--- Start Exercise inputs ---

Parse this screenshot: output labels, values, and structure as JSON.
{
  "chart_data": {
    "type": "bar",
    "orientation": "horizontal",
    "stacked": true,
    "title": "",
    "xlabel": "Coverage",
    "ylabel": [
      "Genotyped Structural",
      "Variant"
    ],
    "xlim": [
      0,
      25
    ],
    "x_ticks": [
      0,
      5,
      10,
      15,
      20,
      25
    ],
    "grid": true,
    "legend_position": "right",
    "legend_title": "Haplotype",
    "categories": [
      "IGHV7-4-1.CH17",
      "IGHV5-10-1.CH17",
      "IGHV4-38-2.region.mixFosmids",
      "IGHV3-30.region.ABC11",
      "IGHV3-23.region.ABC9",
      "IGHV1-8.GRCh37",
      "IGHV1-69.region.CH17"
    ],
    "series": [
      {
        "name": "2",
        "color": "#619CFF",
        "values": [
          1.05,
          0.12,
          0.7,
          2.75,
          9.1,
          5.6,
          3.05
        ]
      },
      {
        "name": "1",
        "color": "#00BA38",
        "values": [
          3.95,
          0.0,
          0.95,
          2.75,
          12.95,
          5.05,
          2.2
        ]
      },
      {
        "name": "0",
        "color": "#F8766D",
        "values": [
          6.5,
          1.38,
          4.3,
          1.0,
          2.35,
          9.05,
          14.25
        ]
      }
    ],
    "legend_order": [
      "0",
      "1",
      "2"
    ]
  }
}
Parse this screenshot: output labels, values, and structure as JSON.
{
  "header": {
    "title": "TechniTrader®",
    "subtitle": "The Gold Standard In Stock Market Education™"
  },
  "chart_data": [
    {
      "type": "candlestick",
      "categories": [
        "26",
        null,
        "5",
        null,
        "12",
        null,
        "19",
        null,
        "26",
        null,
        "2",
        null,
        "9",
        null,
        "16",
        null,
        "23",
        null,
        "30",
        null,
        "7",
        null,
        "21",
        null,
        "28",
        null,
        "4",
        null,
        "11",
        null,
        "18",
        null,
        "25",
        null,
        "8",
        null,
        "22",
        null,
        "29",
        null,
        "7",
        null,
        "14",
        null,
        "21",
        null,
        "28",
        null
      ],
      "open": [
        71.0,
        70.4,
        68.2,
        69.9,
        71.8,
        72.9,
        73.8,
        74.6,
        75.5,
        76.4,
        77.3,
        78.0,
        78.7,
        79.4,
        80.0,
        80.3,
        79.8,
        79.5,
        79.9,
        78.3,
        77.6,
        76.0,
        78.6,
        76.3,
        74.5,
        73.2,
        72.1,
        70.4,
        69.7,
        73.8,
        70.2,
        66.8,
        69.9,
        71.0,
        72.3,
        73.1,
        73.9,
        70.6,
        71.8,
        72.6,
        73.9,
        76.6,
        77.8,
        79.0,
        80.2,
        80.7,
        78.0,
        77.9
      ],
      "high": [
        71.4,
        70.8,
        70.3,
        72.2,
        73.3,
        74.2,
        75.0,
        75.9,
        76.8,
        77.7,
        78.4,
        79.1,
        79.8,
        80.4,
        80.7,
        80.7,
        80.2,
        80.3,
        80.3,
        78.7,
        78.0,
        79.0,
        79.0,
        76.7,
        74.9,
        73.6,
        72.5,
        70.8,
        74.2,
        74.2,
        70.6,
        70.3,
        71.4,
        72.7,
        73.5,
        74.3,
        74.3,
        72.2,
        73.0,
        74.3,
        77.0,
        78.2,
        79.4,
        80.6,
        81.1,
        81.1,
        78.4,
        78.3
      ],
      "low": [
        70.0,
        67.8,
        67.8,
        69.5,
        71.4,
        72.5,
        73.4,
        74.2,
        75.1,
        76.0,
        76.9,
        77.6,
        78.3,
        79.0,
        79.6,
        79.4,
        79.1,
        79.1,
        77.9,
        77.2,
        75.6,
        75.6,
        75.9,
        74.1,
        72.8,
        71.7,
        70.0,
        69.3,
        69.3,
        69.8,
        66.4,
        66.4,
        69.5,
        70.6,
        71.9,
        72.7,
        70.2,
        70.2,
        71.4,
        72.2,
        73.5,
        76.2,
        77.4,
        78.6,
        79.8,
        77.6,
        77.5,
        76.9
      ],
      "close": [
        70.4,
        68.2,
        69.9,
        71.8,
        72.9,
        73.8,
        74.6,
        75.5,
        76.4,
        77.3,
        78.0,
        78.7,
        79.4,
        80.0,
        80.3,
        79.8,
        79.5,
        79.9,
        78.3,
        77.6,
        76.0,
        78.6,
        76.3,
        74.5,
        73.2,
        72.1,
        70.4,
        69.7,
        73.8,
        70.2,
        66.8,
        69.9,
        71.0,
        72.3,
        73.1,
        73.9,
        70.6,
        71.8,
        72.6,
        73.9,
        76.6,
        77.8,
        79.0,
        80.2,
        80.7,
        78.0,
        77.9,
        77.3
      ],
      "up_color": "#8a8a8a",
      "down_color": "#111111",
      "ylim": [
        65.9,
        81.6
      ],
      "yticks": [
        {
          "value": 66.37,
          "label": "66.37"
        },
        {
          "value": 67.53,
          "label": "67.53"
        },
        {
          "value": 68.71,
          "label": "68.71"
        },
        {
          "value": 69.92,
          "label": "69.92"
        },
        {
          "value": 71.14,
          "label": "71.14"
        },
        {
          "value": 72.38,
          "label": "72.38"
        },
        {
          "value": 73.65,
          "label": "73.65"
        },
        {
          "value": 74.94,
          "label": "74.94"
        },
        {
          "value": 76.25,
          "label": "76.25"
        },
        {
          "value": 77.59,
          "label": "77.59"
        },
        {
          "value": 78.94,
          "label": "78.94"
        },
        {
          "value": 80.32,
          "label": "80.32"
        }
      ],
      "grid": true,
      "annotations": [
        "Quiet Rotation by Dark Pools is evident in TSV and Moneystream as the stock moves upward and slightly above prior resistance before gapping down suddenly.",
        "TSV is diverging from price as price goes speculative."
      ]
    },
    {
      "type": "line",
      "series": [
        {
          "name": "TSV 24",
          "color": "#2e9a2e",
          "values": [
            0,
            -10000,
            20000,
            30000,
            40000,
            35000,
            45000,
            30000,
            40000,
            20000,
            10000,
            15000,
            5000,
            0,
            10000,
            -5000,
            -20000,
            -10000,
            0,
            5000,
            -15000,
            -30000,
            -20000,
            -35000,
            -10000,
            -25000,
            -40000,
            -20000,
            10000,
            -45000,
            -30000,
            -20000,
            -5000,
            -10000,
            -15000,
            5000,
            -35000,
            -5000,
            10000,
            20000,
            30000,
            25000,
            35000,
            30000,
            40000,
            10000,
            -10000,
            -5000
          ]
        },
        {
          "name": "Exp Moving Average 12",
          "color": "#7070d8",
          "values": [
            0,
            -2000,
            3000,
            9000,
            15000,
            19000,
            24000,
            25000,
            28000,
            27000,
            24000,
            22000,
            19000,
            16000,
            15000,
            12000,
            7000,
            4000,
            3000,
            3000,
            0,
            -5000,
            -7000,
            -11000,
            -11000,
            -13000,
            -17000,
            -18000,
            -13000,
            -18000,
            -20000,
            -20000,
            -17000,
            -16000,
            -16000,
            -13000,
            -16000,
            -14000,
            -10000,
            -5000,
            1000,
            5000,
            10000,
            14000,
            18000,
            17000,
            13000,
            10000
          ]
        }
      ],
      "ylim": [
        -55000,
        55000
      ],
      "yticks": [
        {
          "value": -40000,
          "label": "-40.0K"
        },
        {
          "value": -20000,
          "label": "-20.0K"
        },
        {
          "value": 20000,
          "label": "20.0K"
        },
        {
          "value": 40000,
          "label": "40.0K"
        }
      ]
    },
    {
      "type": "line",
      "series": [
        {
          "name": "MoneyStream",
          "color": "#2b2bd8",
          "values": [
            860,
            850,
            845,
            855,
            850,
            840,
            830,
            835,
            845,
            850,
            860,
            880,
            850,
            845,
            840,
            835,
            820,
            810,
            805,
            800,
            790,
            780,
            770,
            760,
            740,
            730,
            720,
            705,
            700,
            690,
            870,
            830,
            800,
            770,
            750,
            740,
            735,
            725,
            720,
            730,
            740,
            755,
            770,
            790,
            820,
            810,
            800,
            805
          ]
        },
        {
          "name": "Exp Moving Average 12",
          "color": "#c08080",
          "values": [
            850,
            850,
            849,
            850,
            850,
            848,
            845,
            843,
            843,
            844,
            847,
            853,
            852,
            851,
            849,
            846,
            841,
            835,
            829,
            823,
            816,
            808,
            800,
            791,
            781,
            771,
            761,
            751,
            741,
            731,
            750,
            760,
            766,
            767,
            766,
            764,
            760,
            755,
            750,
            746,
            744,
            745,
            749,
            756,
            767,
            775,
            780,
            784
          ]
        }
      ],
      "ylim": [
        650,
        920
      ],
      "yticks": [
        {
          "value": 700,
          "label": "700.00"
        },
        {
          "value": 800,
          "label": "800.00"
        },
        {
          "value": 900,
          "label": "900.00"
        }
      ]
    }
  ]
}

--- End Exercise inputs ---

- _Given exercise_
Say how many lines in the listing above include "name". Give nothing but the number.

- _Answer below_
7